#### TASK MATERIAL

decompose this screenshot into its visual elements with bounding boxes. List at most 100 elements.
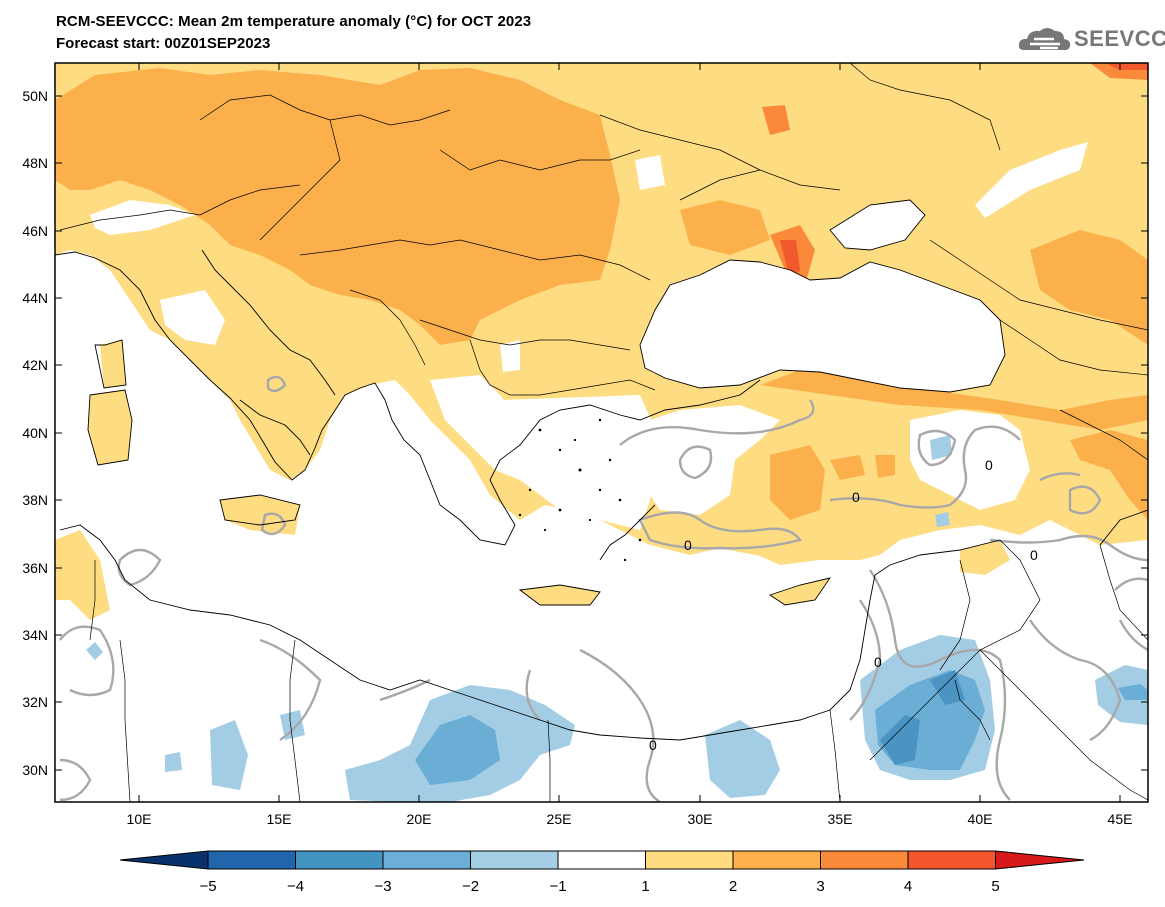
- anomaly-2-3-blacksea-south: [760, 370, 1148, 430]
- anomaly-1-2-sicily: [220, 495, 300, 535]
- lon-tick-label: 45E: [1108, 811, 1133, 827]
- lon-tick-label: 40E: [968, 811, 993, 827]
- anomaly-4-5-northeast: [1105, 63, 1148, 70]
- colorbar-swatch-above-max: [995, 850, 1085, 870]
- anomaly-neg1-neg2-libya3: [165, 752, 182, 772]
- colorbar-swatch: [645, 850, 734, 870]
- contour-labels: 0 0 0 0 0 0: [649, 457, 1038, 753]
- anomaly-1-2-cyprus: [770, 578, 830, 605]
- contour-label-0: 0: [649, 737, 657, 753]
- anomaly-neg3-neg4-jordan: [930, 670, 965, 705]
- lat-tick-label: 34N: [22, 627, 48, 643]
- contour-label-0: 0: [1030, 547, 1038, 563]
- lon-tick-label: 20E: [407, 811, 432, 827]
- anomaly-neg3-neg4-levant: [880, 715, 920, 765]
- map-title: RCM-SEEVCCC: Mean 2m temperature anomaly…: [56, 13, 532, 30]
- anomaly-2-3-anatolia2: [830, 455, 865, 480]
- anomaly-neg1-neg2-iraq: [1095, 665, 1148, 725]
- anomaly-neg2-neg3-iraq: [1118, 684, 1148, 700]
- black-sea: [640, 260, 1005, 392]
- colorbar-label: −5: [199, 878, 216, 895]
- lat-tick-label: 32N: [22, 694, 48, 710]
- anomaly-neg1-neg2-turkey2: [935, 512, 950, 527]
- neutral-patch-italy: [160, 290, 225, 345]
- contour-label-0: 0: [684, 537, 692, 553]
- lat-tick-label: 38N: [22, 492, 48, 508]
- neutral-patch-romania: [635, 155, 665, 190]
- colorbar-label: −2: [462, 878, 479, 895]
- colorbar-label: 1: [641, 878, 649, 895]
- map-field: 0 0 0 0 0 0: [55, 63, 1148, 802]
- anomaly-neg1-neg2-libya2: [280, 710, 305, 740]
- colorbar-label: −1: [549, 878, 566, 895]
- colorbar-swatch: [382, 850, 471, 870]
- cloud-icon: [1018, 28, 1071, 51]
- colorbar-label: 4: [904, 878, 912, 895]
- colorbar-label: 3: [816, 878, 824, 895]
- anomaly-2-3-caucasus: [1070, 430, 1148, 520]
- neutral-patch-aegean: [495, 395, 660, 530]
- latitude-axis: 50N 48N 46N 44N 42N 40N 38N 36N 34N 32N …: [22, 88, 1148, 778]
- lat-tick-label: 48N: [22, 155, 48, 171]
- zero-contours: [59, 375, 1148, 802]
- neutral-patch-russia: [975, 142, 1088, 218]
- colorbar-swatch: [470, 850, 559, 870]
- anomaly-1-2-tunisia: [55, 530, 110, 620]
- seevccc-logo: SEEVCCC: [1016, 22, 1165, 56]
- colorbar-label: 2: [729, 878, 737, 895]
- lat-tick-label: 30N: [22, 762, 48, 778]
- anomaly-2-3-ukraine: [680, 200, 770, 255]
- anomaly-2-3-region: [55, 68, 620, 345]
- lat-tick-label: 46N: [22, 223, 48, 239]
- coastlines: [55, 199, 1148, 741]
- anomaly-1-2-levant: [960, 540, 1010, 575]
- colorbar-swatch: [907, 850, 996, 870]
- neutral-patch-anatolia-east: [910, 410, 1030, 510]
- lon-tick-label: 35E: [828, 811, 853, 827]
- lon-tick-label: 10E: [127, 811, 152, 827]
- anomaly-1-2-crete: [520, 585, 600, 605]
- colorbar-swatch: [732, 850, 821, 870]
- azov-sea: [830, 200, 925, 250]
- logo-text: SEEVCCC: [1074, 26, 1165, 51]
- colorbar-label: −3: [374, 878, 391, 895]
- anomaly-4-5-crimea: [780, 240, 800, 280]
- lon-tick-label: 25E: [547, 811, 572, 827]
- colorbar: −5 −4 −3 −2 −1 1 2 3 4 5: [119, 850, 1085, 895]
- country-borders: [59, 63, 1148, 802]
- anomaly-neg1-neg2-algeria: [210, 720, 248, 790]
- anomaly-2-3-east: [1030, 230, 1148, 345]
- anomaly-neg1-neg2-tunisia: [86, 642, 103, 660]
- colorbar-swatch: [557, 850, 646, 870]
- anomaly-neg2-neg3-libya: [415, 715, 500, 785]
- forecast-start: Forecast start: 00Z01SEP2023: [56, 35, 271, 52]
- contour-label-0: 0: [874, 654, 882, 670]
- lat-tick-label: 42N: [22, 357, 48, 373]
- anomaly-1-2-corsica: [100, 340, 126, 388]
- lon-tick-label: 30E: [688, 811, 713, 827]
- anomaly-1-2-sardinia: [88, 390, 132, 465]
- neutral-patch-bulgaria: [500, 340, 520, 372]
- colorbar-label: −4: [287, 878, 304, 895]
- colorbar-swatch: [820, 850, 909, 870]
- lat-tick-label: 50N: [22, 88, 48, 104]
- longitude-axis: 10E 15E 20E 25E 30E 35E 40E 45E: [127, 63, 1133, 827]
- colorbar-swatch: [295, 850, 384, 870]
- lat-tick-label: 36N: [22, 560, 48, 576]
- contour-label-0: 0: [985, 457, 993, 473]
- colorbar-swatch-below-min: [119, 850, 209, 870]
- lat-tick-label: 44N: [22, 290, 48, 306]
- colorbar-label: 5: [991, 878, 999, 895]
- neutral-patch-alps: [90, 200, 195, 235]
- lat-tick-label: 40N: [22, 425, 48, 441]
- colorbar-swatch: [207, 850, 296, 870]
- anomaly-neg1-neg2-turkey: [930, 435, 952, 460]
- contour-label-0: 0: [852, 489, 860, 505]
- anomaly-2-3-anatolia3: [875, 455, 895, 478]
- anomaly-2-3-anatolia: [770, 445, 825, 520]
- anomaly-3-4-ukraine: [762, 105, 790, 135]
- lon-tick-label: 15E: [267, 811, 292, 827]
- anomaly-neg1-neg2-egypt: [705, 720, 780, 798]
- aegean-islands: [518, 418, 642, 562]
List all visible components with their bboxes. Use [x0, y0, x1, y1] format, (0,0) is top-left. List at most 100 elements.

########

— OBJECTIVE —
Rewrite the lines of the records starting with the line containing "- anomaly-2-3-blacksea-south: [760, 370, 1148, 430]" and going on through the line containing "- anomaly-neg1-neg2-libya3: [165, 752, 182, 772]", replacing "lon-tick-label" with "longitude-tick-label" and leaving everything else unchanged.

— ANSWER TO THIS PROBLEM —
- anomaly-2-3-blacksea-south: [760, 370, 1148, 430]
- anomaly-1-2-sicily: [220, 495, 300, 535]
- longitude-tick-label: 45E: [1108, 811, 1133, 827]
- longitude-tick-label: 40E: [968, 811, 993, 827]
- anomaly-4-5-northeast: [1105, 63, 1148, 70]
- colorbar-swatch-above-max: [995, 850, 1085, 870]
- anomaly-neg1-neg2-libya3: [165, 752, 182, 772]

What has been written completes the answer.